Your objective: Copy the listing verbatim, excluding any images found in it.

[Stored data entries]

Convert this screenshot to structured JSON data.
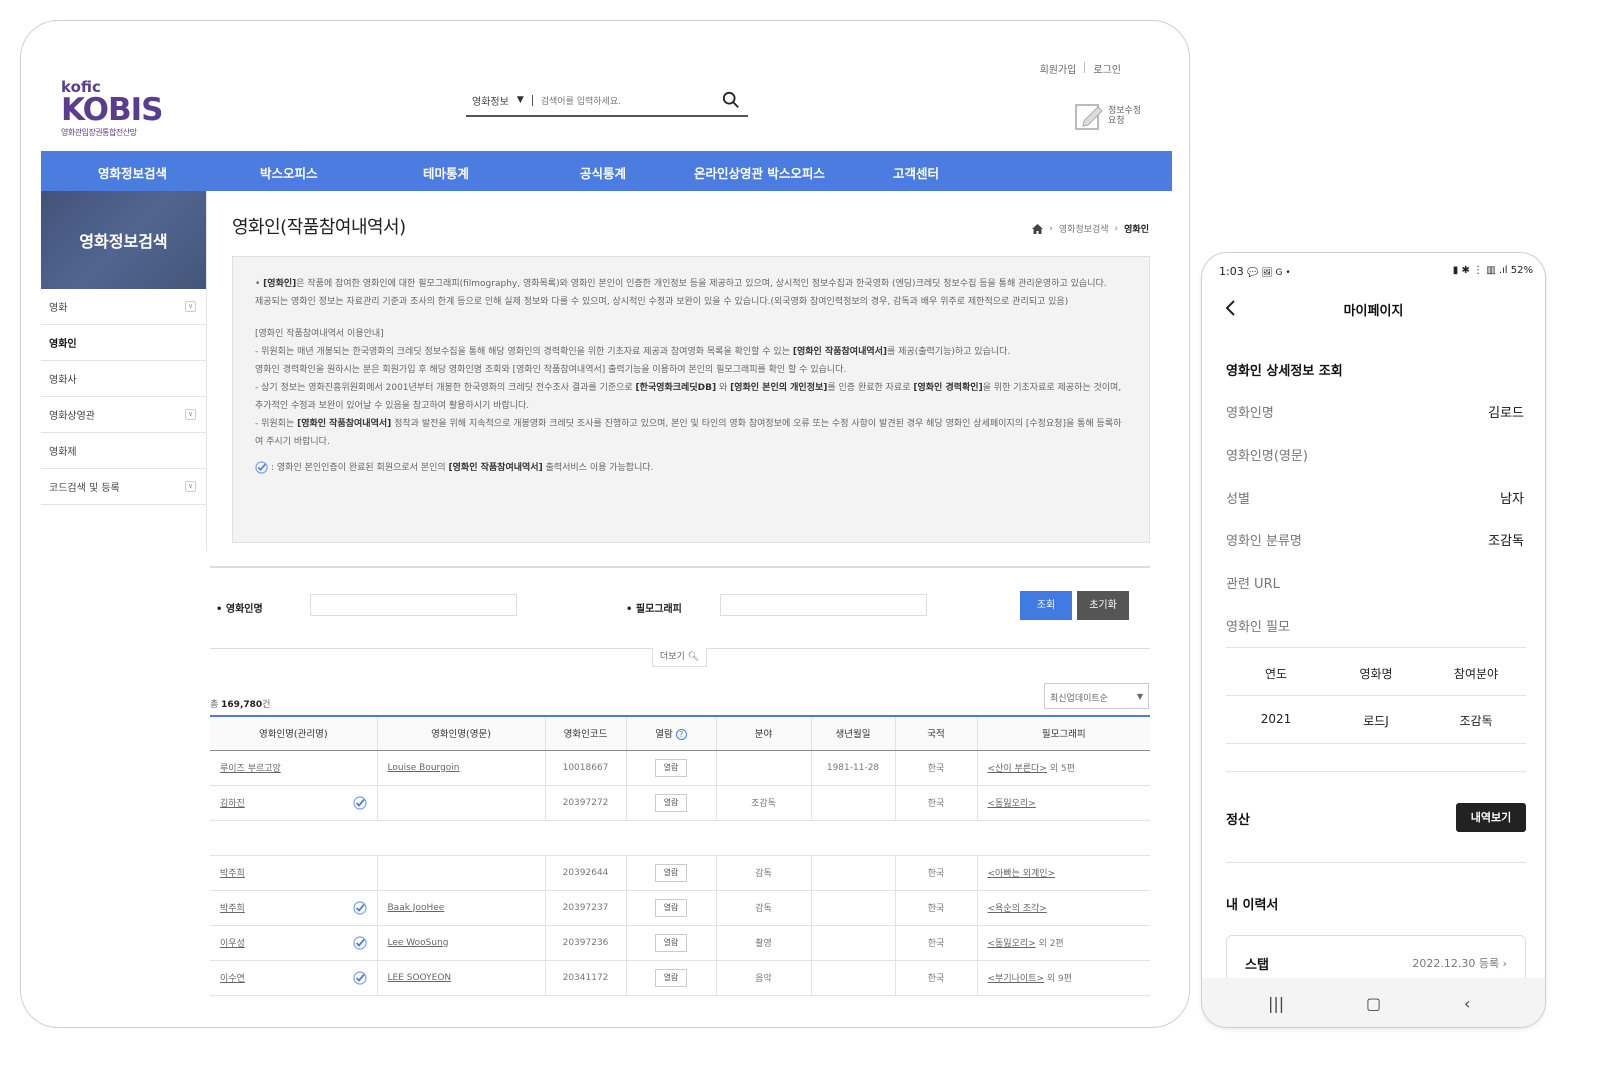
{
  "tablet": {
    "logo": {
      "brand": "kofic",
      "name": "KOBIS",
      "sub": "영화관입장권통합전산망"
    },
    "search": {
      "category": "영화정보",
      "placeholder": "검색어를 입력하세요."
    },
    "top_links": {
      "join": "회원가입",
      "login": "로그인"
    },
    "edit_request": "정보수정 요청",
    "gnb": [
      "영화정보검색",
      "박스오피스",
      "테마통계",
      "공식통계",
      "온라인상영관 박스오피스",
      "고객센터"
    ],
    "lnb": {
      "title": "영화정보검색",
      "items": [
        {
          "label": "영화",
          "chev": true
        },
        {
          "label": "영화인",
          "chev": false
        },
        {
          "label": "영화사",
          "chev": false
        },
        {
          "label": "영화상영관",
          "chev": true
        },
        {
          "label": "영화제",
          "chev": false
        },
        {
          "label": "코드검색 및 등록",
          "chev": true
        }
      ]
    },
    "page_title": "영화인(작품참여내역서)",
    "breadcrumb": {
      "level1": "영화정보검색",
      "current": "영화인"
    },
    "info": {
      "p1_b": "[영화인]",
      "p1": "은 작품에 참여한 영화인에 대한 필모그래피(filmography, 영화목록)와 영화인 본인이 인증한 개인정보 등을 제공하고 있으며, 상시적인 정보수집과 한국영화 (엔딩)크레딧 정보수집 등을 통해 관리운영하고 있습니다.",
      "p2": "제공되는 영화인 정보는 자료관리 기준과 조사의 한계 등으로 인해 실제 정보와 다를 수 있으며, 상시적인 수정과 보완이 있을 수 있습니다.(외국영화 참여인력정보의 경우, 감독과 배우 위주로 제한적으로 관리되고 있음)",
      "p3": "[영화인 작품참여내역서 이용안내]",
      "p4a": "위원회는 매년 개봉되는 한국영화의 크레딧 정보수집을 통해 해당 영화인의 경력확인을 위한 기초자료 제공과 참여영화 목록을 확인할 수 있는 ",
      "p4b": "[영화인 작품참여내역서]",
      "p4c": "를 제공(출력기능)하고 있습니다.",
      "p5": "영화인 경력확인을 원하시는 분은 회원가입 후 해당 영화인명 조회와 [영화인 작품참여내역서] 출력기능을 이용하여 본인의 필모그래피를 확인 할 수 있습니다.",
      "p6a": "상기 정보는 영화진흥위원회에서 2001년부터 개봉한 한국영화의 크레딧 전수조사 결과를 기준으로 ",
      "p6b": "[한국영화크레딧DB]",
      "p6c": " 와 ",
      "p6d": "[영화인 본인의 개인정보]",
      "p6e": "를 인증 완료한 자료로 ",
      "p6f": "[영화인 경력확인]",
      "p6g": "을 위한 기초자료로 제공하는 것이며, 추가적인 수정과 보완이 있어날 수 있음을 참고하여 활용하시기 바랍니다.",
      "p7a": "위원회는 ",
      "p7b": "[영화인 작품참여내역서]",
      "p7c": " 정착과 발전을 위해 지속적으로 개봉영화 크레딧 조사를 진행하고 있으며, 본인 및 타인의 영화 참여정보에 오류 또는 수정 사항이 발견된 경우 해당 영화인 상세페이지의 [수정요청]을 통해 등록하여 주시기 바랍니다.",
      "p8a": ": 영화인 본인인증이 완료된 회원으로서 본인의 ",
      "p8b": "[영화인 작품참여내역서]",
      "p8c": " 출력서비스 이용 가능합니다."
    },
    "filter": {
      "name_label": "영화인명",
      "filmo_label": "필모그래피",
      "search_btn": "조회",
      "reset_btn": "초기화",
      "more": "더보기"
    },
    "total": {
      "prefix": "총 ",
      "count": "169,780",
      "suffix": "건"
    },
    "sort": "최신업데이트순",
    "table": {
      "headers": [
        "영화인명(관리명)",
        "영화인명(영문)",
        "영화인코드",
        "열람",
        "분야",
        "생년월일",
        "국적",
        "필모그래피"
      ],
      "view_label": "열람",
      "rows": [
        {
          "name": "루이즈 부르고앙",
          "verified": false,
          "en": "Louise Bourgoin",
          "code": "10018667",
          "field": "",
          "birth": "1981-11-28",
          "nation": "한국",
          "filmo": "<산이 부른다>",
          "filmo_more": " 외 5편"
        },
        {
          "name": "김하진",
          "verified": true,
          "en": "",
          "code": "20397272",
          "field": "조감독",
          "birth": "",
          "nation": "한국",
          "filmo": "<동잃오리>",
          "filmo_more": ""
        },
        {
          "name": "박주희",
          "verified": false,
          "en": "",
          "code": "20392644",
          "field": "감독",
          "birth": "",
          "nation": "한국",
          "filmo": "<아빠는 외계인>",
          "filmo_more": ""
        },
        {
          "name": "박주희",
          "verified": true,
          "en": "Baak JooHee",
          "code": "20397237",
          "field": "감독",
          "birth": "",
          "nation": "한국",
          "filmo": "<욕순의 조각>",
          "filmo_more": ""
        },
        {
          "name": "이우성",
          "verified": true,
          "en": "Lee WooSung",
          "code": "20397236",
          "field": "촬영",
          "birth": "",
          "nation": "한국",
          "filmo": "<동잃오리>",
          "filmo_more": " 외 2편"
        },
        {
          "name": "이수연",
          "verified": true,
          "en": "LEE SOOYEON",
          "code": "20341172",
          "field": "음악",
          "birth": "",
          "nation": "한국",
          "filmo": "<부기나이트>",
          "filmo_more": " 외 9편"
        }
      ]
    }
  },
  "phone": {
    "status_time": "1:03",
    "status_icons": "💬 🖼 G •",
    "status_right": "52%",
    "title": "마이페이지",
    "section1": "영화인 상세정보 조회",
    "fields": [
      {
        "label": "영화인명",
        "value": "김로드"
      },
      {
        "label": "영화인명(영문)",
        "value": ""
      },
      {
        "label": "성별",
        "value": "남자"
      },
      {
        "label": "영화인 분류명",
        "value": "조감독"
      },
      {
        "label": "관련 URL",
        "value": ""
      },
      {
        "label": "영화인 필모",
        "value": ""
      }
    ],
    "filmo_headers": [
      "연도",
      "영화명",
      "참여분야"
    ],
    "filmo_row": [
      "2021",
      "로드J",
      "조감독"
    ],
    "settle_label": "정산",
    "settle_btn": "내역보기",
    "resume_label": "내 이력서",
    "resume_card": {
      "name": "스탭",
      "date": "2022.12.30 등록"
    }
  },
  "colors": {
    "accent_blue": "#4b7de0",
    "logo_purple": "#5a3d8f",
    "button_gray": "#555555"
  }
}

Worked answer:
Convert this screenshot to structured JSON data.
{
  "tablet": {
    "logo": {
      "brand": "kofic",
      "name": "KOBIS",
      "sub": "영화관입장권통합전산망"
    },
    "search": {
      "category": "영화정보",
      "placeholder": "검색어를 입력하세요."
    },
    "top_links": {
      "join": "회원가입",
      "login": "로그인"
    },
    "edit_request": "정보수정 요청",
    "gnb": [
      "영화정보검색",
      "박스오피스",
      "테마통계",
      "공식통계",
      "온라인상영관 박스오피스",
      "고객센터"
    ],
    "lnb": {
      "title": "영화정보검색",
      "items": [
        {
          "label": "영화",
          "chev": true
        },
        {
          "label": "영화인",
          "chev": false
        },
        {
          "label": "영화사",
          "chev": false
        },
        {
          "label": "영화상영관",
          "chev": true
        },
        {
          "label": "영화제",
          "chev": false
        },
        {
          "label": "코드검색 및 등록",
          "chev": true
        }
      ]
    },
    "page_title": "영화인(작품참여내역서)",
    "breadcrumb": {
      "level1": "영화정보검색",
      "current": "영화인"
    },
    "info": {
      "p1_b": "[영화인]",
      "p1": "은 작품에 참여한 영화인에 대한 필모그래피(filmography, 영화목록)와 영화인 본인이 인증한 개인정보 등을 제공하고 있으며, 상시적인 정보수집과 한국영화 (엔딩)크레딧 정보수집 등을 통해 관리운영하고 있습니다.",
      "p2": "제공되는 영화인 정보는 자료관리 기준과 조사의 한계 등으로 인해 실제 정보와 다를 수 있으며, 상시적인 수정과 보완이 있을 수 있습니다.(외국영화 참여인력정보의 경우, 감독과 배우 위주로 제한적으로 관리되고 있음)",
      "p3": "[영화인 작품참여내역서 이용안내]",
      "p4a": "위원회는 매년 개봉되는 한국영화의 크레딧 정보수집을 통해 해당 영화인의 경력확인을 위한 기초자료 제공과 참여영화 목록을 확인할 수 있는 ",
      "p4b": "[영화인 작품참여내역서]",
      "p4c": "를 제공(출력기능)하고 있습니다.",
      "p5": "영화인 경력확인을 원하시는 분은 회원가입 후 해당 영화인명 조회와 [영화인 작품참여내역서] 출력기능을 이용하여 본인의 필모그래피를 확인 할 수 있습니다.",
      "p6a": "상기 정보는 영화진흥위원회에서 2001년부터 개봉한 한국영화의 크레딧 전수조사 결과를 기준으로 ",
      "p6b": "[한국영화크레딧DB]",
      "p6c": " 와 ",
      "p6d": "[영화인 본인의 개인정보]",
      "p6e": "를 인증 완료한 자료로 ",
      "p6f": "[영화인 경력확인]",
      "p6g": "을 위한 기초자료로 제공하는 것이며, 추가적인 수정과 보완이 있어날 수 있음을 참고하여 활용하시기 바랍니다.",
      "p7a": "위원회는 ",
      "p7b": "[영화인 작품참여내역서]",
      "p7c": " 정착과 발전을 위해 지속적으로 개봉영화 크레딧 조사를 진행하고 있으며, 본인 및 타인의 영화 참여정보에 오류 또는 수정 사항이 발견된 경우 해당 영화인 상세페이지의 [수정요청]을 통해 등록하여 주시기 바랍니다.",
      "p8a": ": 영화인 본인인증이 완료된 회원으로서 본인의 ",
      "p8b": "[영화인 작품참여내역서]",
      "p8c": " 출력서비스 이용 가능합니다."
    },
    "filter": {
      "name_label": "영화인명",
      "filmo_label": "필모그래피",
      "search_btn": "조회",
      "reset_btn": "초기화",
      "more": "더보기"
    },
    "total": {
      "prefix": "총 ",
      "count": "169,780",
      "suffix": "건"
    },
    "sort": "최신업데이트순",
    "table": {
      "headers": [
        "영화인명(관리명)",
        "영화인명(영문)",
        "영화인코드",
        "열람",
        "분야",
        "생년월일",
        "국적",
        "필모그래피"
      ],
      "view_label": "열람",
      "rows": [
        {
          "name": "루이즈 부르고앙",
          "verified": false,
          "en": "Louise Bourgoin",
          "code": "10018667",
          "field": "",
          "birth": "1981-11-28",
          "nation": "한국",
          "filmo": "<산이 부른다>",
          "filmo_more": " 외 5편"
        },
        {
          "name": "김하진",
          "verified": true,
          "en": "",
          "code": "20397272",
          "field": "조감독",
          "birth": "",
          "nation": "한국",
          "filmo": "<동잃오리>",
          "filmo_more": ""
        },
        {
          "name": "박주희",
          "verified": false,
          "en": "",
          "code": "20392644",
          "field": "감독",
          "birth": "",
          "nation": "한국",
          "filmo": "<아빠는 외계인>",
          "filmo_more": ""
        },
        {
          "name": "박주희",
          "verified": true,
          "en": "Baak JooHee",
          "code": "20397237",
          "field": "감독",
          "birth": "",
          "nation": "한국",
          "filmo": "<욕순의 조각>",
          "filmo_more": ""
        },
        {
          "name": "이우성",
          "verified": true,
          "en": "Lee WooSung",
          "code": "20397236",
          "field": "촬영",
          "birth": "",
          "nation": "한국",
          "filmo": "<동잃오리>",
          "filmo_more": " 외 2편"
        },
        {
          "name": "이수연",
          "verified": true,
          "en": "LEE SOOYEON",
          "code": "20341172",
          "field": "음악",
          "birth": "",
          "nation": "한국",
          "filmo": "<부기나이트>",
          "filmo_more": " 외 9편"
        }
      ]
    }
  },
  "phone": {
    "status_time": "1:03",
    "status_icons": "💬 🖼 G •",
    "status_right": "52%",
    "title": "마이페이지",
    "section1": "영화인 상세정보 조회",
    "fields": [
      {
        "label": "영화인명",
        "value": "김로드"
      },
      {
        "label": "영화인명(영문)",
        "value": ""
      },
      {
        "label": "성별",
        "value": "남자"
      },
      {
        "label": "영화인 분류명",
        "value": "조감독"
      },
      {
        "label": "관련 URL",
        "value": ""
      },
      {
        "label": "영화인 필모",
        "value": ""
      }
    ],
    "filmo_headers": [
      "연도",
      "영화명",
      "참여분야"
    ],
    "filmo_row": [
      "2021",
      "로드J",
      "조감독"
    ],
    "settle_label": "정산",
    "settle_btn": "내역보기",
    "resume_label": "내 이력서",
    "resume_card": {
      "name": "스탭",
      "date": "2022.12.30 등록"
    }
  },
  "colors": {
    "accent_blue": "#4b7de0",
    "logo_purple": "#5a3d8f",
    "button_gray": "#555555"
  }
}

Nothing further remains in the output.